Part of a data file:
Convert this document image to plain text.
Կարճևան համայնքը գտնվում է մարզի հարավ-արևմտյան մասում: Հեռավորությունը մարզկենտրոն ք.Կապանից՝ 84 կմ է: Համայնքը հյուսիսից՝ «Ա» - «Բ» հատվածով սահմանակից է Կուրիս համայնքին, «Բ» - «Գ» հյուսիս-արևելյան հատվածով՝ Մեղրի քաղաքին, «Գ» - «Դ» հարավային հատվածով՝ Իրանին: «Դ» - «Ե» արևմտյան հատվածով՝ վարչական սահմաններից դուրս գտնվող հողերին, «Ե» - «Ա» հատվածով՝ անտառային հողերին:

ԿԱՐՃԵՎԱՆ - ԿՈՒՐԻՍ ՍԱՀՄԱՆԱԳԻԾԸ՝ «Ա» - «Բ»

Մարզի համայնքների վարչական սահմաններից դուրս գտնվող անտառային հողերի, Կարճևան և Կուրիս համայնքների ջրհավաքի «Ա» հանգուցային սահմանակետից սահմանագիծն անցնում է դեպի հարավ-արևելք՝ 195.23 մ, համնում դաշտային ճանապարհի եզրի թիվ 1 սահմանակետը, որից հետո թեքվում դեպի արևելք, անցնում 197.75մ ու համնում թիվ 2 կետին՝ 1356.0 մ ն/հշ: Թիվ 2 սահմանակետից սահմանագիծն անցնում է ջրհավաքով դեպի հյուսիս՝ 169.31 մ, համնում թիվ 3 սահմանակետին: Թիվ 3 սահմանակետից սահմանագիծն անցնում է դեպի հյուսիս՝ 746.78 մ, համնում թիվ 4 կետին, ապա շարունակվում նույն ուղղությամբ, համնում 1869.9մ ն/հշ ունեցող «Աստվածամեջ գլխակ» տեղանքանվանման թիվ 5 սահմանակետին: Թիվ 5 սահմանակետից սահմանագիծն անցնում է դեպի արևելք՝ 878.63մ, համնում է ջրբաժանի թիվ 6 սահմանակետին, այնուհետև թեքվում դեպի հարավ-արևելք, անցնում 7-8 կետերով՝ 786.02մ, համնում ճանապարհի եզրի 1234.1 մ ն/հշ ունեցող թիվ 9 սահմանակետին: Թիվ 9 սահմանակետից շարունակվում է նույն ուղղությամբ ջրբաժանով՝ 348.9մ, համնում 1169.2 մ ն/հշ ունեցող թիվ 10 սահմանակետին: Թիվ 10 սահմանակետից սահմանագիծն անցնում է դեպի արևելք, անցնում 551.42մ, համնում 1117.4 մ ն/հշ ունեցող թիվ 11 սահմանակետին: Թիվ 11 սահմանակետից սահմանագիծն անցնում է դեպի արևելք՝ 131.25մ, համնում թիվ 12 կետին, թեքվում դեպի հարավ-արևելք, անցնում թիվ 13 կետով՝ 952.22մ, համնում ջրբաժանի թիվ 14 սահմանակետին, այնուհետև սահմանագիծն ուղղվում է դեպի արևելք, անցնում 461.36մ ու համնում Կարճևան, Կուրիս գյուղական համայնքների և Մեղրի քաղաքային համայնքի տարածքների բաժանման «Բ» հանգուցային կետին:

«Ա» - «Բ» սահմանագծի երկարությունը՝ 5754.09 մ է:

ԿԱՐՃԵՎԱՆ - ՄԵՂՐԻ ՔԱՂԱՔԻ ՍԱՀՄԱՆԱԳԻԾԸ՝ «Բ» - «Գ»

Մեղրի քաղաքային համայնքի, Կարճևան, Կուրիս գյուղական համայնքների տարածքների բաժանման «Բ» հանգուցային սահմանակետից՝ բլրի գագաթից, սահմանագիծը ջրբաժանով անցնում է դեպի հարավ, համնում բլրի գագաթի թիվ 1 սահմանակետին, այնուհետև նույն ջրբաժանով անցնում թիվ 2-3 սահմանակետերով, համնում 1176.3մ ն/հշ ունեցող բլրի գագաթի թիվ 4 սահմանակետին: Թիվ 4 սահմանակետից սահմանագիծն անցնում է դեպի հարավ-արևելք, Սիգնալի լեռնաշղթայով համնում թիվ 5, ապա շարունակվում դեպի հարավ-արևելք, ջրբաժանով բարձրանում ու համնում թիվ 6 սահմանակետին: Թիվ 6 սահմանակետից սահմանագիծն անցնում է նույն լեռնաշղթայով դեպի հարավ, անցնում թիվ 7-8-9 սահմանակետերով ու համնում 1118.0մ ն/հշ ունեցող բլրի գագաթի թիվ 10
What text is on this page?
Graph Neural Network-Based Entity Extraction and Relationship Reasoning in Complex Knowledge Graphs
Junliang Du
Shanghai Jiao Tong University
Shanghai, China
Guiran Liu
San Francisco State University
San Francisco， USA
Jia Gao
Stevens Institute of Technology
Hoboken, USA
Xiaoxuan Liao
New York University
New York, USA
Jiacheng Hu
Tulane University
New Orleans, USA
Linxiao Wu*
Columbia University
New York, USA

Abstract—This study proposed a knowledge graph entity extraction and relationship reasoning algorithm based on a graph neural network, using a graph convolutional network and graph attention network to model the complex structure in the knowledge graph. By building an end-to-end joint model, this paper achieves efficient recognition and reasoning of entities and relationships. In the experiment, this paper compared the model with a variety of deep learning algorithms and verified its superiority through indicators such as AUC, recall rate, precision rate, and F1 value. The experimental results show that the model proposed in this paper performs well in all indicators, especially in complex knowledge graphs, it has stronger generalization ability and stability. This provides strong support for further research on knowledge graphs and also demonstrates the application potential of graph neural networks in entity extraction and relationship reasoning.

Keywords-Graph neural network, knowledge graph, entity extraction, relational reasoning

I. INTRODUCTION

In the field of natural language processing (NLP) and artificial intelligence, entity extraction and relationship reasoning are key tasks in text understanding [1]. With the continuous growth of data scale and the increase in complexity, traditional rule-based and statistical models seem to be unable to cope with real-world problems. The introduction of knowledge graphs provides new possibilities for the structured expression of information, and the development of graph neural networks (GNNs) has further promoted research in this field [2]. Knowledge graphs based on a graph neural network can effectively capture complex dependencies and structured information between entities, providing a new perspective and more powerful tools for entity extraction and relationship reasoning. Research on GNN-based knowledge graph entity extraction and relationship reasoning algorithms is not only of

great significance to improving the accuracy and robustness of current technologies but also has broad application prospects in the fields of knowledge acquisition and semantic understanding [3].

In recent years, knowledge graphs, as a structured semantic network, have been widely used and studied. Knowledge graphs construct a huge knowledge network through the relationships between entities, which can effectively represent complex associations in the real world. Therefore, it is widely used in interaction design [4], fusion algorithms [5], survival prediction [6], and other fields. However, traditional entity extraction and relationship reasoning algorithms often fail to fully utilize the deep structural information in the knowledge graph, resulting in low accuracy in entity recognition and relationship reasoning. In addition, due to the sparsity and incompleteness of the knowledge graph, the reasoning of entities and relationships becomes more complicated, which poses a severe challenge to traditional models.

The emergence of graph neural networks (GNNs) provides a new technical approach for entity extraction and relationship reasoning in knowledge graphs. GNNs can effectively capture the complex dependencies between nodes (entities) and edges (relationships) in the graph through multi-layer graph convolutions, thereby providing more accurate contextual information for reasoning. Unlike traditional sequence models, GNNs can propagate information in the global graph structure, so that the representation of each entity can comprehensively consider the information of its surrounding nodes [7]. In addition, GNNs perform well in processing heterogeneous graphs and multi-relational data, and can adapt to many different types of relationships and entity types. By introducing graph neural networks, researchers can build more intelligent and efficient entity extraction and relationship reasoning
...
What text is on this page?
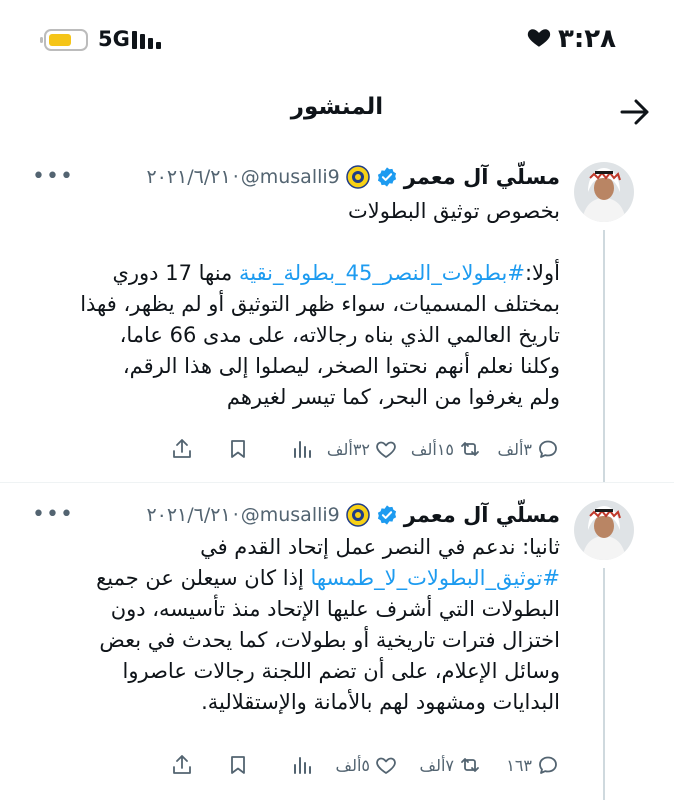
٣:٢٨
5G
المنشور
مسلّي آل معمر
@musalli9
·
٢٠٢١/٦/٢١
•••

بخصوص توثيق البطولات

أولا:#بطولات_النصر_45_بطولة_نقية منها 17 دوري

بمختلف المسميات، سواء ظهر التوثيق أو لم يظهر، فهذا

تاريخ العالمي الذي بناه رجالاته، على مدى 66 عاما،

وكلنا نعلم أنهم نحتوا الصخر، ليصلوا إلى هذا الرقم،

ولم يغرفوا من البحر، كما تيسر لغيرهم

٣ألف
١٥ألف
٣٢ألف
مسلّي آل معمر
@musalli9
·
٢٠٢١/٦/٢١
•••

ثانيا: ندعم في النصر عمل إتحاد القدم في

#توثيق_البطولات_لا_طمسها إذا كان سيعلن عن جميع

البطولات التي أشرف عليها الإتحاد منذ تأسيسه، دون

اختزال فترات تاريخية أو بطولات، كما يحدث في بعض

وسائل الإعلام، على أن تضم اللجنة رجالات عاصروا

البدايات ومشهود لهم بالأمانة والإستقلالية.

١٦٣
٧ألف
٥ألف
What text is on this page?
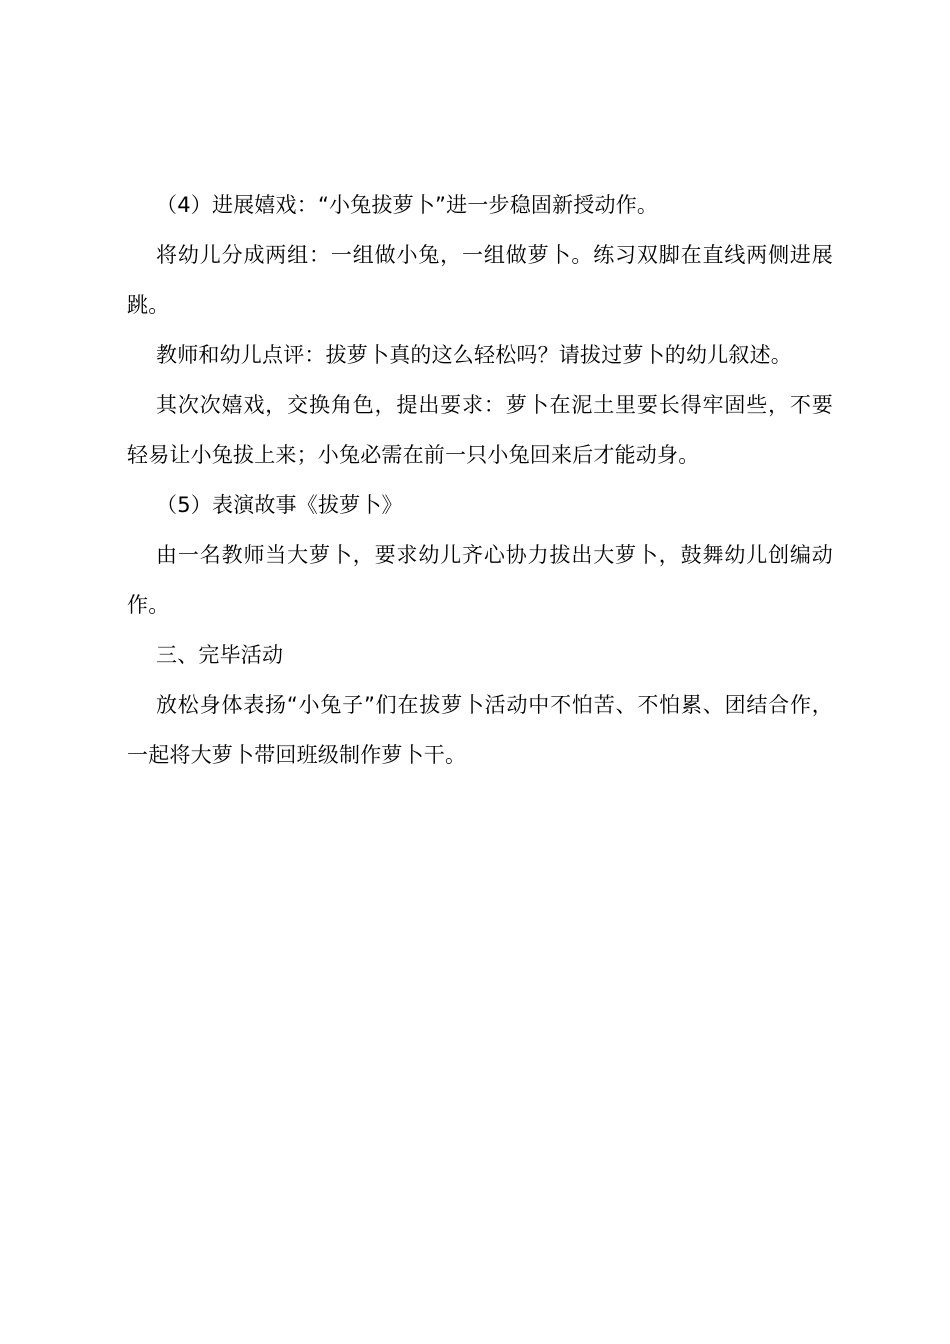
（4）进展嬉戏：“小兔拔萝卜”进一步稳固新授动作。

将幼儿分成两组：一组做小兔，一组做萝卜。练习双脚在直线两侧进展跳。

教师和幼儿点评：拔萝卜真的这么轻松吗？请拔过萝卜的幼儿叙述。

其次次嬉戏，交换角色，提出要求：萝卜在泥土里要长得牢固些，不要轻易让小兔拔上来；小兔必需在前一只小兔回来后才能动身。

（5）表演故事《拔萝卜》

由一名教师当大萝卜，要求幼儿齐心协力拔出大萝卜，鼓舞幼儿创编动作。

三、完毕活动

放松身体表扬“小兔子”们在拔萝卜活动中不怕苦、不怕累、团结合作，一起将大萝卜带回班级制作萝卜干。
...
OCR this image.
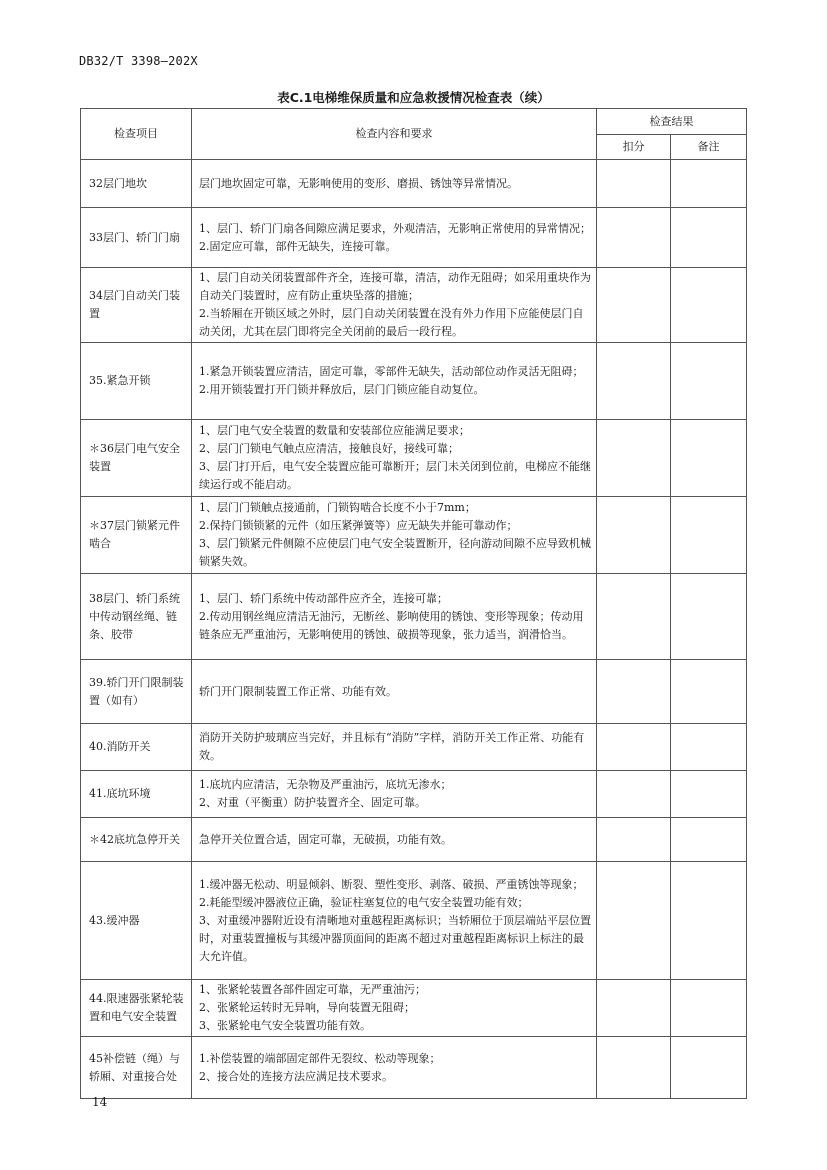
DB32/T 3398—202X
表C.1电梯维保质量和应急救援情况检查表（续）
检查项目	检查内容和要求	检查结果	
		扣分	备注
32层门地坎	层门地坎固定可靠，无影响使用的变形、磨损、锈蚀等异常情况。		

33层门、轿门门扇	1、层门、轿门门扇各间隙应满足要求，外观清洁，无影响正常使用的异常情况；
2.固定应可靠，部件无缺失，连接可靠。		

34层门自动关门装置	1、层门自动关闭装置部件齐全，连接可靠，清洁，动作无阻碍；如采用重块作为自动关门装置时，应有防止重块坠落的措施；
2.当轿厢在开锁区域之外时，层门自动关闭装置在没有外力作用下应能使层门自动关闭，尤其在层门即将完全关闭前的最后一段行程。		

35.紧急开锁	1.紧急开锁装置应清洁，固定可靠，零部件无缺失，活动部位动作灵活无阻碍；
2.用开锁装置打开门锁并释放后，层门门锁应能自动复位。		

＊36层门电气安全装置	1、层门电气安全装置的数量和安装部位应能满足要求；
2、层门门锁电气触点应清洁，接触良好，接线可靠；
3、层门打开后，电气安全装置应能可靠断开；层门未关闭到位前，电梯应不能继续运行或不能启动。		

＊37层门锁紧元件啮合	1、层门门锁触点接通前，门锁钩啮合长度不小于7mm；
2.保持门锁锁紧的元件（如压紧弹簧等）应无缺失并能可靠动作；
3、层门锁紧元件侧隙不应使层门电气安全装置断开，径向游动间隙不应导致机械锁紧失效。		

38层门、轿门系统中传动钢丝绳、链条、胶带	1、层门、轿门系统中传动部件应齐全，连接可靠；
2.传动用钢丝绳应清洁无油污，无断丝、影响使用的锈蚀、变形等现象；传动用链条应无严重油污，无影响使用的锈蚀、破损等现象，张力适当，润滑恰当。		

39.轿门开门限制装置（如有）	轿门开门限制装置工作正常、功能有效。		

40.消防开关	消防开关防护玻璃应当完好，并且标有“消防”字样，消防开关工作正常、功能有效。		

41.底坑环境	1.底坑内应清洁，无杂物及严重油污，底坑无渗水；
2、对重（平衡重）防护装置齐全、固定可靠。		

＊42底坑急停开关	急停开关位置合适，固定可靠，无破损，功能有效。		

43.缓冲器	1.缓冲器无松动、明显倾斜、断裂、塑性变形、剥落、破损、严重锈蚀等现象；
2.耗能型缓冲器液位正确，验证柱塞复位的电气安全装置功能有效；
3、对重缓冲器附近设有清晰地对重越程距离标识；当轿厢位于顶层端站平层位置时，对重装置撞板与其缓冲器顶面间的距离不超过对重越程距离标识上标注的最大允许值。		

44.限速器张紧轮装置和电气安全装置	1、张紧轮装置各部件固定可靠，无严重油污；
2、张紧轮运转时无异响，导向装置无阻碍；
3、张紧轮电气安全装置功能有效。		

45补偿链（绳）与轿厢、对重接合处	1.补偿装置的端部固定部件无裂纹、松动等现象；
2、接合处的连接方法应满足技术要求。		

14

Written instruction
Identify each line holding the string "Francisco", and copy it out.

Task solution
San Francisco State University
San Francisco， USA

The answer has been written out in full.